### Exercise task
Reproduce each line bearing the word "name".

== Input rows ==

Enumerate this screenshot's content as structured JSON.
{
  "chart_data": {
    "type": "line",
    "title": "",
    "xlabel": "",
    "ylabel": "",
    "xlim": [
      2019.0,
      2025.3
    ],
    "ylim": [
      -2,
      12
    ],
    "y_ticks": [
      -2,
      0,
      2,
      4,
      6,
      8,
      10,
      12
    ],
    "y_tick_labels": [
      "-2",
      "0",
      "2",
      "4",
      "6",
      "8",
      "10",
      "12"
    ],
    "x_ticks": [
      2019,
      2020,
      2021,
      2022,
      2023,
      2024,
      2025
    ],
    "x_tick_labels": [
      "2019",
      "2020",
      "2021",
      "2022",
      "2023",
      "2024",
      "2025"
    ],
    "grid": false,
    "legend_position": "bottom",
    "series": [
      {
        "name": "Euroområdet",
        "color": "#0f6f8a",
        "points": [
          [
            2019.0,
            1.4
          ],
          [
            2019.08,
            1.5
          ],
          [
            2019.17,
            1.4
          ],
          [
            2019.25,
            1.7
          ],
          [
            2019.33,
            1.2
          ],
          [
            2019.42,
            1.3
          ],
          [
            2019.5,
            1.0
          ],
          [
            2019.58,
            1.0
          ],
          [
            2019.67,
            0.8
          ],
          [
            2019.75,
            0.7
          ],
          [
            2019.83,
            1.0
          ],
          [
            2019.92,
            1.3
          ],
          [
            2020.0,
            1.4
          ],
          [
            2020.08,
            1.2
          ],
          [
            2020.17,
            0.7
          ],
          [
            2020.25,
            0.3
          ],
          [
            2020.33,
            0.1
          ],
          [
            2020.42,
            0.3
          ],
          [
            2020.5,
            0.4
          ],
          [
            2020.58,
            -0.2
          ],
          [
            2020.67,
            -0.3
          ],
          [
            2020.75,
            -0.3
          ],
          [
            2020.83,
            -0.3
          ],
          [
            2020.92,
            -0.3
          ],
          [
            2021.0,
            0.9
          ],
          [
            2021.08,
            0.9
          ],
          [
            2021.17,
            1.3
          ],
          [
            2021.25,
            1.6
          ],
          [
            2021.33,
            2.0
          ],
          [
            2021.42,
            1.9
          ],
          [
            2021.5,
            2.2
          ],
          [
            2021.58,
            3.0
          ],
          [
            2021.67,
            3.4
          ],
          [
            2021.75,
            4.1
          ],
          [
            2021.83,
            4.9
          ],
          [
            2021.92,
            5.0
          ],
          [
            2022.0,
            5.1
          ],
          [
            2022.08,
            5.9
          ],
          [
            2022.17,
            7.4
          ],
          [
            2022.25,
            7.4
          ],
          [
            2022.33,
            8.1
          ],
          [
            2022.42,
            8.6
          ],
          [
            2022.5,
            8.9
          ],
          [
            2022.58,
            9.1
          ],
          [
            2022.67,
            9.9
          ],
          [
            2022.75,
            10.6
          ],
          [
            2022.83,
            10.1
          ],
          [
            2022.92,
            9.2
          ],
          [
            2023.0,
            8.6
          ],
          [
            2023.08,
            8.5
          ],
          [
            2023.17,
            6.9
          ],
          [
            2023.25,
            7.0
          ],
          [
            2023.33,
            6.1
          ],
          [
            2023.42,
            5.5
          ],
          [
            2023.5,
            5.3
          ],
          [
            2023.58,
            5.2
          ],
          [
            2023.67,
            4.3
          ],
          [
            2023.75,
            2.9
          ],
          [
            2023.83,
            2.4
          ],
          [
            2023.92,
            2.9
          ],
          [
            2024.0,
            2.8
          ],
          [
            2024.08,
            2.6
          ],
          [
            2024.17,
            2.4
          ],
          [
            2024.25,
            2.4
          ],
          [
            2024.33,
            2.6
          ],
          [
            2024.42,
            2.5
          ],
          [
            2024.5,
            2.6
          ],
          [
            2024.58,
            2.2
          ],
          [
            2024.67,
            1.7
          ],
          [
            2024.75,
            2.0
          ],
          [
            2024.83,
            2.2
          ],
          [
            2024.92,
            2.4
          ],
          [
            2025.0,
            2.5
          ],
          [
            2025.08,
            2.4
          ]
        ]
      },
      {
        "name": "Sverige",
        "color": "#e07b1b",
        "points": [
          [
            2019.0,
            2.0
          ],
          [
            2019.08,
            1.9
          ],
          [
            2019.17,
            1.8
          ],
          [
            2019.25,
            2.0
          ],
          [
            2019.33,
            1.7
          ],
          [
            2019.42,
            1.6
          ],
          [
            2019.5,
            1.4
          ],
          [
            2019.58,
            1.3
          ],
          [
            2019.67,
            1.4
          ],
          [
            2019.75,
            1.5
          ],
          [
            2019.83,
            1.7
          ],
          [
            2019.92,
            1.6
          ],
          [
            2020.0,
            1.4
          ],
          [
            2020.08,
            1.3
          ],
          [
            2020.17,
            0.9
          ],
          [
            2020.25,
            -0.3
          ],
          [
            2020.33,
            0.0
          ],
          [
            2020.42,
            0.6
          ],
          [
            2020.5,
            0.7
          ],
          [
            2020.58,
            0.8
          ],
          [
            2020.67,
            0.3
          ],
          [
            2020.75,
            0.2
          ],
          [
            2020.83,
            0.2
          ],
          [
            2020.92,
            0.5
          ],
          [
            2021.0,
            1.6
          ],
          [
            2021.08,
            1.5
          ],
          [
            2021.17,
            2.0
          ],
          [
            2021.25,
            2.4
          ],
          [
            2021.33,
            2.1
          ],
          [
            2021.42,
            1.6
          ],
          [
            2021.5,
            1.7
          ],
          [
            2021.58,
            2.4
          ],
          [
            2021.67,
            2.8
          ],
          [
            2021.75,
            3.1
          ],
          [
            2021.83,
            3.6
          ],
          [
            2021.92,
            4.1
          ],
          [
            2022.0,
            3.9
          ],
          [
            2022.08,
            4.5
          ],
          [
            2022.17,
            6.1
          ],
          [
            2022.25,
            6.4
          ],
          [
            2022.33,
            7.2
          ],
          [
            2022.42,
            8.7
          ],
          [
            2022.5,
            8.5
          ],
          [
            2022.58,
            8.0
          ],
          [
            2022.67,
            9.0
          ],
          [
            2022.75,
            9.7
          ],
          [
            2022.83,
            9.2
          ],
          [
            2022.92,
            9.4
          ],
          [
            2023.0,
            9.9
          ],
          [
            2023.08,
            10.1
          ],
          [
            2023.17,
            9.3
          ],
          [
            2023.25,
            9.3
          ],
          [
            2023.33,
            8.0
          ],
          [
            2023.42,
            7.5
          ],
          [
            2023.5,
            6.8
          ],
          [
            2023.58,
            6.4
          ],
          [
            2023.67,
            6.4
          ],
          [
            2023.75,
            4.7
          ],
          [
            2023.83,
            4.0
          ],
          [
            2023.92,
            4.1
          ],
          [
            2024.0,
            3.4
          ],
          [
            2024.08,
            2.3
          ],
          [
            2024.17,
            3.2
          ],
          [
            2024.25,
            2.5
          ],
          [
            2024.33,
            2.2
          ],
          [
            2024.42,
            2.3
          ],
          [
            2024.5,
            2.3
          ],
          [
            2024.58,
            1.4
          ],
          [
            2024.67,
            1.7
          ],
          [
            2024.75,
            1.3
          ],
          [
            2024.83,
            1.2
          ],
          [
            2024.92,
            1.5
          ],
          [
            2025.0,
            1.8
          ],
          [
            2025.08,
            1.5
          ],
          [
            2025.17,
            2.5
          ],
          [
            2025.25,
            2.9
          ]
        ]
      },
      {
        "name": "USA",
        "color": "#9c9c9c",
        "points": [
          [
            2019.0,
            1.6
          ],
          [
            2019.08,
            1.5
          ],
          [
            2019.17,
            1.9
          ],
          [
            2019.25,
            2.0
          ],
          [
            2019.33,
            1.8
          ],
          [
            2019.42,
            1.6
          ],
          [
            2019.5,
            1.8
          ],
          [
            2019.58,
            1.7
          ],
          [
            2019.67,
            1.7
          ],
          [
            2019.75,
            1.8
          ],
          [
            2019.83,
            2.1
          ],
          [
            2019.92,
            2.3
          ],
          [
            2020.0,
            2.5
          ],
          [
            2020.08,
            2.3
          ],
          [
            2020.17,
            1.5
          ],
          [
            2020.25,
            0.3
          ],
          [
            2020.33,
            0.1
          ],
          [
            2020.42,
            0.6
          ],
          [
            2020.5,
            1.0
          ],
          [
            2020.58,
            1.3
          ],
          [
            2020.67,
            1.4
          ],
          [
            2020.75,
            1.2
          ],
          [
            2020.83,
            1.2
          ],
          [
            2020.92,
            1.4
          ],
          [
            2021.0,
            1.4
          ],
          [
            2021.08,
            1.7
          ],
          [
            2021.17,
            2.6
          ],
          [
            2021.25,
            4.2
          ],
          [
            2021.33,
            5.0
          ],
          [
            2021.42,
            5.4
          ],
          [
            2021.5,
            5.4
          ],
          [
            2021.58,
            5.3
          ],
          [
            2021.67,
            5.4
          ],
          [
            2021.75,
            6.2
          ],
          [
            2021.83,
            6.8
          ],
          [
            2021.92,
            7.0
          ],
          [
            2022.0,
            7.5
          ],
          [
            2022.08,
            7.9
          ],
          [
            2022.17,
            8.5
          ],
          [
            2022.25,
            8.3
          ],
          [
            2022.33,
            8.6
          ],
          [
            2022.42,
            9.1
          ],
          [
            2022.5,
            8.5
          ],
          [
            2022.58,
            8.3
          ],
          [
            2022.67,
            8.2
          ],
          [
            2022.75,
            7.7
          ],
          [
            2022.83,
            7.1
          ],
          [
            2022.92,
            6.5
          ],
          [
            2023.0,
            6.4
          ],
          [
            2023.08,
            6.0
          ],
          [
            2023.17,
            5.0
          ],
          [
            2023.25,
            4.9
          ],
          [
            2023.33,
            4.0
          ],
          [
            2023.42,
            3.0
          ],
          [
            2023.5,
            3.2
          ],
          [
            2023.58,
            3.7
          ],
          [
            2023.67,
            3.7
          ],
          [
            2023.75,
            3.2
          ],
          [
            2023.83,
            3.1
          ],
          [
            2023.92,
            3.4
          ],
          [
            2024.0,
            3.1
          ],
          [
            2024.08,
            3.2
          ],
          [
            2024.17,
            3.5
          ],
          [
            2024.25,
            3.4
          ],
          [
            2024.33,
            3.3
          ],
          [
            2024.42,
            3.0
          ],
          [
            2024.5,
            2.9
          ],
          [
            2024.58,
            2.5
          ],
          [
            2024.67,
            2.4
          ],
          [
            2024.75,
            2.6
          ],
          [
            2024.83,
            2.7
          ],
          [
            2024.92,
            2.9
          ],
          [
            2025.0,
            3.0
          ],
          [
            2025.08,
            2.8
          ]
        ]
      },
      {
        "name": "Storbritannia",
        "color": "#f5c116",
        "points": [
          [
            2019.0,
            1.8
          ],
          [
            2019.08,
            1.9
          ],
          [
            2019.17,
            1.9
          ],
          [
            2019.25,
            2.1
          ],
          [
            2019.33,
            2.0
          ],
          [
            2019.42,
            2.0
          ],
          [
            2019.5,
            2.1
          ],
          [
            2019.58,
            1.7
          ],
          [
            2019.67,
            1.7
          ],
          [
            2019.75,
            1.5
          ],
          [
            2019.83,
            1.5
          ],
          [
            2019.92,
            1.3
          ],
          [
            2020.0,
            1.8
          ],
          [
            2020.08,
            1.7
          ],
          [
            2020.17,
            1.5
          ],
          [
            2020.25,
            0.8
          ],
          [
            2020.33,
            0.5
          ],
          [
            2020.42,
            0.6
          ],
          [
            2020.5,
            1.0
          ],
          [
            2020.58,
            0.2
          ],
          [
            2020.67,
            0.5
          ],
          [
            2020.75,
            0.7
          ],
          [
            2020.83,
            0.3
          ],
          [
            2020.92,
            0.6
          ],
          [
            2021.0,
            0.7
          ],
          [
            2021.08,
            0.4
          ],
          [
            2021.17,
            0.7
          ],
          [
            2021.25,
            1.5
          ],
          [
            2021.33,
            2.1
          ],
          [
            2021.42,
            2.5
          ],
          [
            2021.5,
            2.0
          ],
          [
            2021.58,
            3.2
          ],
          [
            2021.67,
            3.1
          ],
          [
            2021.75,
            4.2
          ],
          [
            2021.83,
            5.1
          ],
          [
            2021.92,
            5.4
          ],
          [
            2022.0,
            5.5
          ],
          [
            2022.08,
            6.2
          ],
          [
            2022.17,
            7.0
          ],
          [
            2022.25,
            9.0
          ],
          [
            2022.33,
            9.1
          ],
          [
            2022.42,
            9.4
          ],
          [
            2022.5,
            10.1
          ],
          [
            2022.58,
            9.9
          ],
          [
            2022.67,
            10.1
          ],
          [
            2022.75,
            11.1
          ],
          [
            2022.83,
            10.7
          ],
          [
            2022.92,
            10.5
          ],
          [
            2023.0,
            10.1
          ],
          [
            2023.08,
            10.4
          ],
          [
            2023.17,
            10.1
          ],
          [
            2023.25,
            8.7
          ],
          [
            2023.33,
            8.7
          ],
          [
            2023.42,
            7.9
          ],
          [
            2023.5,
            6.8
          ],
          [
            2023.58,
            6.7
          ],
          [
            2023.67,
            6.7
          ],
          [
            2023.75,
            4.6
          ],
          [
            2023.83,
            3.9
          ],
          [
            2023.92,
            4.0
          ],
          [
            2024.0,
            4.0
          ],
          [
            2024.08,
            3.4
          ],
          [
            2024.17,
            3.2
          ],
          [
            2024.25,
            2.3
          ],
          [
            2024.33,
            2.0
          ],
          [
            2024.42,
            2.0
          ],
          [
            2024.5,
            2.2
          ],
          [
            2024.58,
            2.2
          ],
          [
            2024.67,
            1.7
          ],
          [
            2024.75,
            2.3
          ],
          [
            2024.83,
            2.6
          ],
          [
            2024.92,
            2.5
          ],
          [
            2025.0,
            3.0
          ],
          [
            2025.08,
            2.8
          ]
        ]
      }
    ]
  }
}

===

### Result of this task
        "name": "Euroområdet",
        "name": "Sverige",
        "name": "USA",
        "name": "Storbritannia",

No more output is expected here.